▶ Problem statement: Below are some entries. Work out how many of their lines hold the word "Modules", and write that number alone.

▶ Records for the task:
* START *

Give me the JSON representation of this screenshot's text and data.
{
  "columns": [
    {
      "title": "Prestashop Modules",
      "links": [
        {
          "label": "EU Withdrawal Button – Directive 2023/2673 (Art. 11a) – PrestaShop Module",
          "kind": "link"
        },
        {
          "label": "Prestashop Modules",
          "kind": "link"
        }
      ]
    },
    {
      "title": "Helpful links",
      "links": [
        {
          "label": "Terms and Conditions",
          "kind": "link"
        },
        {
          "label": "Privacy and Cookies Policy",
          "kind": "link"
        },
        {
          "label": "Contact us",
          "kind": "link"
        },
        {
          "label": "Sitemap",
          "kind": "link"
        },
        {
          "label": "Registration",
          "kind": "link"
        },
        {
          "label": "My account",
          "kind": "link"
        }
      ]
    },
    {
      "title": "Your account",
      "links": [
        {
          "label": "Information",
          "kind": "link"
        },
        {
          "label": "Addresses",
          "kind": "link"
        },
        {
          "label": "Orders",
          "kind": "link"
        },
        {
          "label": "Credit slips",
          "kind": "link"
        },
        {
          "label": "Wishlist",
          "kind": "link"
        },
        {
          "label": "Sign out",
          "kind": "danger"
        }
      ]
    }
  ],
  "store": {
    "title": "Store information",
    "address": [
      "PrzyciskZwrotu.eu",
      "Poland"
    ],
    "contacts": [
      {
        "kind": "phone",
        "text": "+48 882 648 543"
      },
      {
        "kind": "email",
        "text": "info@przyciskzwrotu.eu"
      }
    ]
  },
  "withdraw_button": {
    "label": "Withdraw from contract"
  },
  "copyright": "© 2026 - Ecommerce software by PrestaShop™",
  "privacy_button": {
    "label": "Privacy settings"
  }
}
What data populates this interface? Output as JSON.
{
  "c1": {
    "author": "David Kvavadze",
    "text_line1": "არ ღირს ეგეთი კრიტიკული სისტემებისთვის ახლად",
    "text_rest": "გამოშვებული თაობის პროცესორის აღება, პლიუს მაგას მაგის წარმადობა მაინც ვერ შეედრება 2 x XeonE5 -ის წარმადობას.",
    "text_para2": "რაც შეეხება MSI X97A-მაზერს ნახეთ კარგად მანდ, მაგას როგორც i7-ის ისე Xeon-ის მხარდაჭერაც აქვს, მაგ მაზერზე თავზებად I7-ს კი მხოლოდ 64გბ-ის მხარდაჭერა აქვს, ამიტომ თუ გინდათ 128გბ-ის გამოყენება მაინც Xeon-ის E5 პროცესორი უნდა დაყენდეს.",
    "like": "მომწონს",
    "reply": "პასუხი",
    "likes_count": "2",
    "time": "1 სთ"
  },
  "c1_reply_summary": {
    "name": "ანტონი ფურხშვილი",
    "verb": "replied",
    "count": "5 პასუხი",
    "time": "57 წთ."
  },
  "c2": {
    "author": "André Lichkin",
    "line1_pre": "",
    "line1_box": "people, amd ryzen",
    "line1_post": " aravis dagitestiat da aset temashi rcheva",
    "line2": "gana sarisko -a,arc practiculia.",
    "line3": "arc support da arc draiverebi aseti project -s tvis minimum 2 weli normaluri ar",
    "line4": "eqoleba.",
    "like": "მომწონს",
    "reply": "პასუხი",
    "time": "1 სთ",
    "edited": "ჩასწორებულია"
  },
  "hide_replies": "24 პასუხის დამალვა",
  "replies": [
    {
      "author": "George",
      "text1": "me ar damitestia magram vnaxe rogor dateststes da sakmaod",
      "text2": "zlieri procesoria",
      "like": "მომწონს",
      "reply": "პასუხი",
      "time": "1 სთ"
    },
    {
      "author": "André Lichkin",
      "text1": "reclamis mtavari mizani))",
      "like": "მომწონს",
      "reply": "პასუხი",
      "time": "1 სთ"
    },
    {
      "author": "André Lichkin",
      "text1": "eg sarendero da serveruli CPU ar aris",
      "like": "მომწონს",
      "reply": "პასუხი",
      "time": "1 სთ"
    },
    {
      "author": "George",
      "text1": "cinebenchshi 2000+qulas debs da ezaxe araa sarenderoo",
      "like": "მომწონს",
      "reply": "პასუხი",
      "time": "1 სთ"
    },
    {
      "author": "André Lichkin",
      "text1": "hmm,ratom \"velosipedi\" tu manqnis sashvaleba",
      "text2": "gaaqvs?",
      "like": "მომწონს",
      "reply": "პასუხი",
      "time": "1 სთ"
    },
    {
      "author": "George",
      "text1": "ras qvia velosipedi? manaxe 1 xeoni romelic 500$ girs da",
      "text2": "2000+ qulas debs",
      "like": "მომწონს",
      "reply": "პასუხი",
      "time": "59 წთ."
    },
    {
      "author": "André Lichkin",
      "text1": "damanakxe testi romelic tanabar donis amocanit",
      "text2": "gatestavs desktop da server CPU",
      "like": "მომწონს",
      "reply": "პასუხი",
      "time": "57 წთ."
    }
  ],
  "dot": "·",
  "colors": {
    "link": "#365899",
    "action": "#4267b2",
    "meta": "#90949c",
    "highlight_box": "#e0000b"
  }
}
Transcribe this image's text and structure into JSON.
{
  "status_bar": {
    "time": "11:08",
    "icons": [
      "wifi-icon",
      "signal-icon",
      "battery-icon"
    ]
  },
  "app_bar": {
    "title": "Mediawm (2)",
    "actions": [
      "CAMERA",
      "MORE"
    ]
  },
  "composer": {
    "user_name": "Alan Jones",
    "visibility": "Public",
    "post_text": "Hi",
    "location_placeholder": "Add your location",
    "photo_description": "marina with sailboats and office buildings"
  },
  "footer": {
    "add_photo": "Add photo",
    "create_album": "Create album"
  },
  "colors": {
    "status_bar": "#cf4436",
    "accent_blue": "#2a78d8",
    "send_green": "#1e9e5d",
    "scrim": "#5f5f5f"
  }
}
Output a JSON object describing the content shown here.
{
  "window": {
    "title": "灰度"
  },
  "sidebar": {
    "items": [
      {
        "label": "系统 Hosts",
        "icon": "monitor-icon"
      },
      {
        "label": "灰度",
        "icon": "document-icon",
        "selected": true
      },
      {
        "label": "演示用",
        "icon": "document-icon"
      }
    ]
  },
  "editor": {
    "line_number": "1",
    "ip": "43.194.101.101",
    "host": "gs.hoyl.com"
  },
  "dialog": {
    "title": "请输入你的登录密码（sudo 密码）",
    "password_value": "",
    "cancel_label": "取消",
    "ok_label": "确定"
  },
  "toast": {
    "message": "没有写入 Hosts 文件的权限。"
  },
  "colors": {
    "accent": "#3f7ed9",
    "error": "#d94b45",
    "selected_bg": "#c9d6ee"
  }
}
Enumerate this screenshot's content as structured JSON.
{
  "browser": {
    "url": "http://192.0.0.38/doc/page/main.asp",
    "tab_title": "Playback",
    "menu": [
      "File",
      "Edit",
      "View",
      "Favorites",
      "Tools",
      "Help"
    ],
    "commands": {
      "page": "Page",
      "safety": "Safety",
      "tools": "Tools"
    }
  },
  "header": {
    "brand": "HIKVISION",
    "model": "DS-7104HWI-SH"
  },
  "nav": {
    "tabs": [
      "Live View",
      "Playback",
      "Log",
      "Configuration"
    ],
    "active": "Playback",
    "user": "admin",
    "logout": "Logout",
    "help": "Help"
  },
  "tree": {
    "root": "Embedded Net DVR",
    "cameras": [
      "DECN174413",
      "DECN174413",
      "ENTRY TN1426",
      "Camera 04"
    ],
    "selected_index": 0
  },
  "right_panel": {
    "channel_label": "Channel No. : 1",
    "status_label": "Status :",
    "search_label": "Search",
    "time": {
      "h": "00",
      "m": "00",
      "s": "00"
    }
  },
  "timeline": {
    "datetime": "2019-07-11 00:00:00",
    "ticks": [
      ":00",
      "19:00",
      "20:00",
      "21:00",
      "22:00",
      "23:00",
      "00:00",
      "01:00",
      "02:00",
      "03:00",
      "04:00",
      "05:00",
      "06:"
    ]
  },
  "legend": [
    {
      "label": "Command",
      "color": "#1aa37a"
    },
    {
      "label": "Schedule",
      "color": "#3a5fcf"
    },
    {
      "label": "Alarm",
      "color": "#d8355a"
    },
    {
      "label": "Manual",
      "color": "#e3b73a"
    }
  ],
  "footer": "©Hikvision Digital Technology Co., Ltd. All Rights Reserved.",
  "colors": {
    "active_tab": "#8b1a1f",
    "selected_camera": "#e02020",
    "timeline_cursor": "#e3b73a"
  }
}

* END *

▶ The completed task: 2